→ **SET PROBLEM**
Copy the lines word for word, starting at the beginning of the records and ending at the line that contains "x-tick-label: 50000 (1793, 1109, 1851, 1132)", with both ends included.

[Data listing]

* * * * * * *

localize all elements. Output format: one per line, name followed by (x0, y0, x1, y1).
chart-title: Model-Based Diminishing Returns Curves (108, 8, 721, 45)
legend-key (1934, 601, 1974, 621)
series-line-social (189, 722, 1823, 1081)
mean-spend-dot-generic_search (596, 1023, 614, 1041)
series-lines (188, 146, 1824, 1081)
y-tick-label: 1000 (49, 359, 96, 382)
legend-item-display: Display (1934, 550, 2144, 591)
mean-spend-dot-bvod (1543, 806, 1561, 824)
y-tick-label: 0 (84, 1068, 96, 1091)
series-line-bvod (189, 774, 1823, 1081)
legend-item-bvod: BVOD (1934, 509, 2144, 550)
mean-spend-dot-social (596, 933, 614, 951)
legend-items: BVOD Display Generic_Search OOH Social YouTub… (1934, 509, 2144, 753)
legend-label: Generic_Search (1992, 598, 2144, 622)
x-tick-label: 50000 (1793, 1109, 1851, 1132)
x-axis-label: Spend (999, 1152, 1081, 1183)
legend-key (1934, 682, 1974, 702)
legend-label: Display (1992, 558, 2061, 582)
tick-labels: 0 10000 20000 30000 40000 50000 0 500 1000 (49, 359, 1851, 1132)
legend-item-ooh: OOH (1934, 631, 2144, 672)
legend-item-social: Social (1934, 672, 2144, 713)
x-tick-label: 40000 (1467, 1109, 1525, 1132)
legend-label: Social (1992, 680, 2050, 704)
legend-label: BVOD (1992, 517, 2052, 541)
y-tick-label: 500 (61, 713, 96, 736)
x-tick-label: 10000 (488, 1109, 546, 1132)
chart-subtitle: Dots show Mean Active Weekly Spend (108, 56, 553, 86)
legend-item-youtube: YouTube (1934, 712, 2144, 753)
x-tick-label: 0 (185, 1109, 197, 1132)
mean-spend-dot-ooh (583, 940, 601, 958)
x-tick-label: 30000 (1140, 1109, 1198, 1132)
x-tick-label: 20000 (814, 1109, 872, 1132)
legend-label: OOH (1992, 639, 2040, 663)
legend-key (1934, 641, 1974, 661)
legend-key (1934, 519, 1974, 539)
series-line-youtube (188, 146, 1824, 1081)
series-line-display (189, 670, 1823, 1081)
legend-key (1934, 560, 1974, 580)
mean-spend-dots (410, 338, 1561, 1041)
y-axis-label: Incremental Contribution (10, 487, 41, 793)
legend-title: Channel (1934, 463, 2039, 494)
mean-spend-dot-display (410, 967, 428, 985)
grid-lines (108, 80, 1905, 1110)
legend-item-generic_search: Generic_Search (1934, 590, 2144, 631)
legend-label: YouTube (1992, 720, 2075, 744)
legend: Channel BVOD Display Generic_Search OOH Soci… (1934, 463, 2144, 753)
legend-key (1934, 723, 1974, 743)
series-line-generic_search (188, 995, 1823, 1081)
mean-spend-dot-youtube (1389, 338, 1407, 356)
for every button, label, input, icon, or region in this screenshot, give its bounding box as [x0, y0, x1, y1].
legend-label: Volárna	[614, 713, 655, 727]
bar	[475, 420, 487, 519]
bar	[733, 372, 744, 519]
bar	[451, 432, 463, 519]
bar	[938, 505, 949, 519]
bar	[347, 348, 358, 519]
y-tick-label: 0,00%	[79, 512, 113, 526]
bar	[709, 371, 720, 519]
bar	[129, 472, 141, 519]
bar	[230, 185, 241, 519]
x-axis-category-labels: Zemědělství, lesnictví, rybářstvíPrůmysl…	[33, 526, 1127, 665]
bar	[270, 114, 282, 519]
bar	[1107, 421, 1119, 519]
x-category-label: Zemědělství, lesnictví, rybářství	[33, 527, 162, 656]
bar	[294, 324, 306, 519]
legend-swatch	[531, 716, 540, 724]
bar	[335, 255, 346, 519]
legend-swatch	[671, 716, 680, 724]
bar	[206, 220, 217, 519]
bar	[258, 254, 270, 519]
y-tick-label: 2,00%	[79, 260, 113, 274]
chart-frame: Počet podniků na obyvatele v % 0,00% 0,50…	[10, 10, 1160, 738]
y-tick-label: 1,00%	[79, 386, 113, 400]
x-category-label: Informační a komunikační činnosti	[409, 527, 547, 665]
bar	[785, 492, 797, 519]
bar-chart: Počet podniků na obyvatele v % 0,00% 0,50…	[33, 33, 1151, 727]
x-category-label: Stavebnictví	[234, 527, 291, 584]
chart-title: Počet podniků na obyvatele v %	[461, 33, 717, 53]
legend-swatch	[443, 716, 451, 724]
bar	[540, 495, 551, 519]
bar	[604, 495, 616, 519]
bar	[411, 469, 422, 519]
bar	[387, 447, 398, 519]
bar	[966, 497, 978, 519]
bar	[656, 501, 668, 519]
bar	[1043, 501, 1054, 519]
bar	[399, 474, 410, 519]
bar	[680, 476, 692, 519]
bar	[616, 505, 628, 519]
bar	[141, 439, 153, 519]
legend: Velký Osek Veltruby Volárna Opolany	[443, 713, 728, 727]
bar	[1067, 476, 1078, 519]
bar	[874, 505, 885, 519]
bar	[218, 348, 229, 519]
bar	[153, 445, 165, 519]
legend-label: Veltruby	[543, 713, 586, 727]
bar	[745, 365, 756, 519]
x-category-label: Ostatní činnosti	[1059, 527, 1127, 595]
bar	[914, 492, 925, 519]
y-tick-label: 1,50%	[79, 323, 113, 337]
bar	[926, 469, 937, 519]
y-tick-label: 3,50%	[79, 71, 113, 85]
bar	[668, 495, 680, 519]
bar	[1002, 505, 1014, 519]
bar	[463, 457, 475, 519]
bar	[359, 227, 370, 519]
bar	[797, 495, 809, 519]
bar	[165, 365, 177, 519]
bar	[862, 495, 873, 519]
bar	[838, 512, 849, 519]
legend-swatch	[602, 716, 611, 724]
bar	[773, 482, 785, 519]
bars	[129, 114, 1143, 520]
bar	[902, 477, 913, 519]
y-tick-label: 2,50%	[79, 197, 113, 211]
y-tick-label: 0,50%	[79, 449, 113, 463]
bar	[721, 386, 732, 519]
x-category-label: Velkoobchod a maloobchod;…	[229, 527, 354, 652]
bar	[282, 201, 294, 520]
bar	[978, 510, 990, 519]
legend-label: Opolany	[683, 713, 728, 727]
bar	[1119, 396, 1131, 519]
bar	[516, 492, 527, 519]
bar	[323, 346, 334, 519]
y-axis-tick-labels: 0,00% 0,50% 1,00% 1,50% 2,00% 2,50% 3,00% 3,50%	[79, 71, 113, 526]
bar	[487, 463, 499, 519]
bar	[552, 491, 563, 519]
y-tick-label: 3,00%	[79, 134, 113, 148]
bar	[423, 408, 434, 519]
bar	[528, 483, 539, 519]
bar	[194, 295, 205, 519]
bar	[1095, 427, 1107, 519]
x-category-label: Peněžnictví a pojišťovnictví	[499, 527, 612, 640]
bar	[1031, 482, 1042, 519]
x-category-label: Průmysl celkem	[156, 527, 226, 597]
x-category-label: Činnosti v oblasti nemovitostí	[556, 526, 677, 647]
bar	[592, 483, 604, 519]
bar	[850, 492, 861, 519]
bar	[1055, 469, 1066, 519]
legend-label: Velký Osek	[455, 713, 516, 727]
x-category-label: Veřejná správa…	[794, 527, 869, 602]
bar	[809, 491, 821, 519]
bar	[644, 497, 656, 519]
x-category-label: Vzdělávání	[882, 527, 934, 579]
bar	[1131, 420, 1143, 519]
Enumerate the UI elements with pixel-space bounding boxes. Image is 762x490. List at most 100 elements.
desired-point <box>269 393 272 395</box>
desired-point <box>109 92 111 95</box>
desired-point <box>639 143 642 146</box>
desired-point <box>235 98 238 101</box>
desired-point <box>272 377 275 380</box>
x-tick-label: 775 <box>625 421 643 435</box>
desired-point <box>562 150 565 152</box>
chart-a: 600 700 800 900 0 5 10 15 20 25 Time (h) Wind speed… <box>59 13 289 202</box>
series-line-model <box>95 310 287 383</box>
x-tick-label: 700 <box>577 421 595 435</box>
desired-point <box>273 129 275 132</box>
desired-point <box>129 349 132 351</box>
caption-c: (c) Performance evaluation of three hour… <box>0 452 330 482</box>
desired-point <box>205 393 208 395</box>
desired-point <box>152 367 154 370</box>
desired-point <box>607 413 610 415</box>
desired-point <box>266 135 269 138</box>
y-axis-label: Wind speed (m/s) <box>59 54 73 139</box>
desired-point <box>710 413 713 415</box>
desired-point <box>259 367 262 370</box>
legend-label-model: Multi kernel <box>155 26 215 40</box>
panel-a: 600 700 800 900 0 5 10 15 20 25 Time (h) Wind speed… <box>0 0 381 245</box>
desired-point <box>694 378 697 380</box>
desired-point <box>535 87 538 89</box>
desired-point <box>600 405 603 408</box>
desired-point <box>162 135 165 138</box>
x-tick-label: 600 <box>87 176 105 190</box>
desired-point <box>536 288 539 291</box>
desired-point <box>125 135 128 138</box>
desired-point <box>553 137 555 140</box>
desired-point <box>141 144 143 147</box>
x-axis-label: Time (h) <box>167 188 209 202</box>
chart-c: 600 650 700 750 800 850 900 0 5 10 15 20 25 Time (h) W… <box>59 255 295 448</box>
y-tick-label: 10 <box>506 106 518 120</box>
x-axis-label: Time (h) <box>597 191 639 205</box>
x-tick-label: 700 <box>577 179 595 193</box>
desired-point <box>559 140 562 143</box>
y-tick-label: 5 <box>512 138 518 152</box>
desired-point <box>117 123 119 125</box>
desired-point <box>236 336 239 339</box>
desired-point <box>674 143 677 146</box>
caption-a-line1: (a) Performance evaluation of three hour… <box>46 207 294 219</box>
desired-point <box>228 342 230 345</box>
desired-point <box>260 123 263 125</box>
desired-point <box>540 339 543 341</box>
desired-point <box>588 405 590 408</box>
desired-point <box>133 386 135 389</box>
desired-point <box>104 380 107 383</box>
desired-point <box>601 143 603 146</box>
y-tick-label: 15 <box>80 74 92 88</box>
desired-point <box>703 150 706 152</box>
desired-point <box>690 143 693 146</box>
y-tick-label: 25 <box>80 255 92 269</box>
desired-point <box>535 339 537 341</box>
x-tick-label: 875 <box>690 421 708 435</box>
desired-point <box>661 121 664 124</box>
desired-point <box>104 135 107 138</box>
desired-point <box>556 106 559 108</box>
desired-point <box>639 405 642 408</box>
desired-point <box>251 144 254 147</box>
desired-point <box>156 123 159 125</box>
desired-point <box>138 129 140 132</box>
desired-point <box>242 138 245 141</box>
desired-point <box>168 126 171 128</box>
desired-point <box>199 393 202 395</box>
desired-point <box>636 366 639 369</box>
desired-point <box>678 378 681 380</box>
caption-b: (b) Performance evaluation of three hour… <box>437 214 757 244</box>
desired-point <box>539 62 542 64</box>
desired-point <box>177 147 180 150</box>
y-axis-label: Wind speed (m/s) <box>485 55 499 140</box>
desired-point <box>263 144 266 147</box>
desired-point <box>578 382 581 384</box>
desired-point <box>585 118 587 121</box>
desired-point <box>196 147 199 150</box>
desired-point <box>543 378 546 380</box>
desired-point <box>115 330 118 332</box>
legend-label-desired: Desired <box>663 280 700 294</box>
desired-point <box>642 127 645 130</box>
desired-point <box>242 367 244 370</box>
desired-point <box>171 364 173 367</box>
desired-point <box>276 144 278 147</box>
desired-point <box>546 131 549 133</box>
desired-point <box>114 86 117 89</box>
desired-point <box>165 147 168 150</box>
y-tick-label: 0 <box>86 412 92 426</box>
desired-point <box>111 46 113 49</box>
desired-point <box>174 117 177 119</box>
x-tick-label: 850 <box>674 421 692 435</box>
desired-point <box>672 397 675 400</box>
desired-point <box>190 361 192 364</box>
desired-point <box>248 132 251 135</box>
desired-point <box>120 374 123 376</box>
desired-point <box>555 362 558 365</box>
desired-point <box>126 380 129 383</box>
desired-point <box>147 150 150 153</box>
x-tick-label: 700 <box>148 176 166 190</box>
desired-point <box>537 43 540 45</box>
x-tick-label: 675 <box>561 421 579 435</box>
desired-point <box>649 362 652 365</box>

* * * * * * *

→ **IN RESPONSE**
localize all elements. Output format: one per line, name followed by (x0, y0, x1, y1).
chart-title: Model-Based Diminishing Returns Curves (108, 8, 721, 45)
legend-key (1934, 601, 1974, 621)
series-line-social (189, 722, 1823, 1081)
mean-spend-dot-generic_search (596, 1023, 614, 1041)
series-lines (188, 146, 1824, 1081)
y-tick-label: 1000 (49, 359, 96, 382)
legend-item-display: Display (1934, 550, 2144, 591)
mean-spend-dot-bvod (1543, 806, 1561, 824)
y-tick-label: 0 (84, 1068, 96, 1091)
series-line-bvod (189, 774, 1823, 1081)
legend-item-bvod: BVOD (1934, 509, 2144, 550)
mean-spend-dot-social (596, 933, 614, 951)
legend-items: BVOD Display Generic_Search OOH Social YouTub… (1934, 509, 2144, 753)
legend-label: Generic_Search (1992, 598, 2144, 622)
x-tick-label: 50000 (1793, 1109, 1851, 1132)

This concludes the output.